╭──
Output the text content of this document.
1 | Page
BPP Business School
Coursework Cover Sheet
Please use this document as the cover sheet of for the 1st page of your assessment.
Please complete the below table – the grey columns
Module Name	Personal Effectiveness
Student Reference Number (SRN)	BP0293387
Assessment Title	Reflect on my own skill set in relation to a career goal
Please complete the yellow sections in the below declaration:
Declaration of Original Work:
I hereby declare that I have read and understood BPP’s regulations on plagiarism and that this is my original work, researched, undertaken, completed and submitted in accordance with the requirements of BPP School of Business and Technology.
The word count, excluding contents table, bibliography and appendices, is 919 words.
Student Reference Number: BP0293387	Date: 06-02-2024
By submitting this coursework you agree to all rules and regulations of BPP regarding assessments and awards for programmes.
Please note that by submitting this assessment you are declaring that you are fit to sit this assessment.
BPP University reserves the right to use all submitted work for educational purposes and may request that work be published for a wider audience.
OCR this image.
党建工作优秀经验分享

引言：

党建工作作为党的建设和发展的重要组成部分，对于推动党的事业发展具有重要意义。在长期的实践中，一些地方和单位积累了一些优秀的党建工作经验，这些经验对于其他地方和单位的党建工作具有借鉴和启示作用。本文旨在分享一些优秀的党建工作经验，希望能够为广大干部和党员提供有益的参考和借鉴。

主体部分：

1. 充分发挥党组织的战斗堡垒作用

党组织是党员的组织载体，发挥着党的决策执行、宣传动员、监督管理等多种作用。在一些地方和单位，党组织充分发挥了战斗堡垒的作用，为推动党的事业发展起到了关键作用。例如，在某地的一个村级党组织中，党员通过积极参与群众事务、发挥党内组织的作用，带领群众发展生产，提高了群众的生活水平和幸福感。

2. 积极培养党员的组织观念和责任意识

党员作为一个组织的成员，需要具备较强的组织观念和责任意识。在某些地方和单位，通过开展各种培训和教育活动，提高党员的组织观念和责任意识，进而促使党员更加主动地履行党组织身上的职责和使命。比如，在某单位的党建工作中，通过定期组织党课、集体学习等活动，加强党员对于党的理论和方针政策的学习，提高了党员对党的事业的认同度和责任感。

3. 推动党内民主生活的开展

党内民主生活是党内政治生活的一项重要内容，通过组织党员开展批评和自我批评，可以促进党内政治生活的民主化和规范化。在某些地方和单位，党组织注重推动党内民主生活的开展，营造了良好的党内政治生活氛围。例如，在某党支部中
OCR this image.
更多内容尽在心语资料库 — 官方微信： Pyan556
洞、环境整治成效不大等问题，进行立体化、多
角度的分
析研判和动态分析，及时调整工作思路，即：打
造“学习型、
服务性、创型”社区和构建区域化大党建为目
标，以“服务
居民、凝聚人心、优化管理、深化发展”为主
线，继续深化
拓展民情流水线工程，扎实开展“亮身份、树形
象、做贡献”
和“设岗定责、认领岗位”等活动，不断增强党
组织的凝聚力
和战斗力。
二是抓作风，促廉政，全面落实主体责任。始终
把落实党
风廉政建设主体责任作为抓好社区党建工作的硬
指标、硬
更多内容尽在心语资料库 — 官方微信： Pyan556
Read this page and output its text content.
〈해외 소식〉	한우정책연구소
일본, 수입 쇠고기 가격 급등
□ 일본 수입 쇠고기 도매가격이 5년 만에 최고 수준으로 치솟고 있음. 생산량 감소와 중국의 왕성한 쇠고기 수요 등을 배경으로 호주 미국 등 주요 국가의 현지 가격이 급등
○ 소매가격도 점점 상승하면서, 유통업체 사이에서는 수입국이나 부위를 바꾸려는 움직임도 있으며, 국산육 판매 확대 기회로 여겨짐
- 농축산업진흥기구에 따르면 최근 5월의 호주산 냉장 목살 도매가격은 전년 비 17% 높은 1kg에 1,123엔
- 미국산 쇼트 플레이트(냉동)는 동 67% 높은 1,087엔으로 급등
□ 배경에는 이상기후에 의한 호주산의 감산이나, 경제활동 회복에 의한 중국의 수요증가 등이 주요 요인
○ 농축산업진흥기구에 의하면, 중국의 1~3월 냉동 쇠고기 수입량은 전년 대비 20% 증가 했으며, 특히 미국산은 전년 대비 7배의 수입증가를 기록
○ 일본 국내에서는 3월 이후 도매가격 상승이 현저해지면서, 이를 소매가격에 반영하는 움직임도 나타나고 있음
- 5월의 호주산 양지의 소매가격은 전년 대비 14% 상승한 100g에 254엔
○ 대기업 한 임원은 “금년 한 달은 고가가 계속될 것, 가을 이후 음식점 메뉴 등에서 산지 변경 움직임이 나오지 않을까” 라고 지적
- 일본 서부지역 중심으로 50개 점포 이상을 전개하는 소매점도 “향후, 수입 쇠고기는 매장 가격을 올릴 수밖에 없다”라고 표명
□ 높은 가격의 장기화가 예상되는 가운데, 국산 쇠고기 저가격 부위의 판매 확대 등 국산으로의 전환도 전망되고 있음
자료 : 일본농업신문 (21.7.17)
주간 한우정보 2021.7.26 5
╰──
Exercise task:
Retype the material above, line by line, exactly.

Exercise answer:
Output the text content of this document.
1 | Page
BPP Business School
Coursework Cover Sheet
Please use this document as the cover sheet of for the 1st page of your assessment.
Please complete the below table – the grey columns
Module Name	Personal Effectiveness
Student Reference Number (SRN)	BP0293387
Assessment Title	Reflect on my own skill set in relation to a career goal
Please complete the yellow sections in the below declaration:
Declaration of Original Work:
I hereby declare that I have read and understood BPP’s regulations on plagiarism and that this is my original work, researched, undertaken, completed and submitted in accordance with the requirements of BPP School of Business and Technology.
The word count, excluding contents table, bibliography and appendices, is 919 words.
Student Reference Number: BP0293387	Date: 06-02-2024
By submitting this coursework you agree to all rules and regulations of BPP regarding assessments and awards for programmes.
Please note that by submitting this assessment you are declaring that you are fit to sit this assessment.
BPP University reserves the right to use all submitted work for educational purposes and may request that work be published for a wider audience.
OCR this image.
党建工作优秀经验分享

引言：

党建工作作为党的建设和发展的重要组成部分，对于推动党的事业发展具有重要意义。在长期的实践中，一些地方和单位积累了一些优秀的党建工作经验，这些经验对于其他地方和单位的党建工作具有借鉴和启示作用。本文旨在分享一些优秀的党建工作经验，希望能够为广大干部和党员提供有益的参考和借鉴。

主体部分：

1. 充分发挥党组织的战斗堡垒作用

党组织是党员的组织载体，发挥着党的决策执行、宣传动员、监督管理等多种作用。在一些地方和单位，党组织充分发挥了战斗堡垒的作用，为推动党的事业发展起到了关键作用。例如，在某地的一个村级党组织中，党员通过积极参与群众事务、发挥党内组织的作用，带领群众发展生产，提高了群众的生活水平和幸福感。

2. 积极培养党员的组织观念和责任意识

党员作为一个组织的成员，需要具备较强的组织观念和责任意识。在某些地方和单位，通过开展各种培训和教育活动，提高党员的组织观念和责任意识，进而促使党员更加主动地履行党组织身上的职责和使命。比如，在某单位的党建工作中，通过定期组织党课、集体学习等活动，加强党员对于党的理论和方针政策的学习，提高了党员对党的事业的认同度和责任感。

3. 推动党内民主生活的开展

党内民主生活是党内政治生活的一项重要内容，通过组织党员开展批评和自我批评，可以促进党内政治生活的民主化和规范化。在某些地方和单位，党组织注重推动党内民主生活的开展，营造了良好的党内政治生活氛围。例如，在某党支部中
OCR this image.
更多内容尽在心语资料库 — 官方微信： Pyan556
洞、环境整治成效不大等问题，进行立体化、多
角度的分
析研判和动态分析，及时调整工作思路，即：打
造“学习型、
服务性、创型”社区和构建区域化大党建为目
标，以“服务
居民、凝聚人心、优化管理、深化发展”为主
线，继续深化
拓展民情流水线工程，扎实开展“亮身份、树形
象、做贡献”
和“设岗定责、认领岗位”等活动，不断增强党
组织的凝聚力
和战斗力。
二是抓作风，促廉政，全面落实主体责任。始终
把落实党
风廉政建设主体责任作为抓好社区党建工作的硬
指标、硬
更多内容尽在心语资料库 — 官方微信： Pyan556
Read this page and output its text content.
〈해외 소식〉	한우정책연구소
일본, 수입 쇠고기 가격 급등
□ 일본 수입 쇠고기 도매가격이 5년 만에 최고 수준으로 치솟고 있음. 생산량 감소와 중국의 왕성한 쇠고기 수요 등을 배경으로 호주 미국 등 주요 국가의 현지 가격이 급등
○ 소매가격도 점점 상승하면서, 유통업체 사이에서는 수입국이나 부위를 바꾸려는 움직임도 있으며, 국산육 판매 확대 기회로 여겨짐
- 농축산업진흥기구에 따르면 최근 5월의 호주산 냉장 목살 도매가격은 전년 비 17% 높은 1kg에 1,123엔
- 미국산 쇼트 플레이트(냉동)는 동 67% 높은 1,087엔으로 급등
□ 배경에는 이상기후에 의한 호주산의 감산이나, 경제활동 회복에 의한 중국의 수요증가 등이 주요 요인
○ 농축산업진흥기구에 의하면, 중국의 1~3월 냉동 쇠고기 수입량은 전년 대비 20% 증가 했으며, 특히 미국산은 전년 대비 7배의 수입증가를 기록
○ 일본 국내에서는 3월 이후 도매가격 상승이 현저해지면서, 이를 소매가격에 반영하는 움직임도 나타나고 있음
- 5월의 호주산 양지의 소매가격은 전년 대비 14% 상승한 100g에 254엔
○ 대기업 한 임원은 “금년 한 달은 고가가 계속될 것, 가을 이후 음식점 메뉴 등에서 산지 변경 움직임이 나오지 않을까” 라고 지적
- 일본 서부지역 중심으로 50개 점포 이상을 전개하는 소매점도 “향후, 수입 쇠고기는 매장 가격을 올릴 수밖에 없다”라고 표명
□ 높은 가격의 장기화가 예상되는 가운데, 국산 쇠고기 저가격 부위의 판매 확대 등 국산으로의 전환도 전망되고 있음
자료 : 일본농업신문 (21.7.17)
주간 한우정보 2021.7.26 5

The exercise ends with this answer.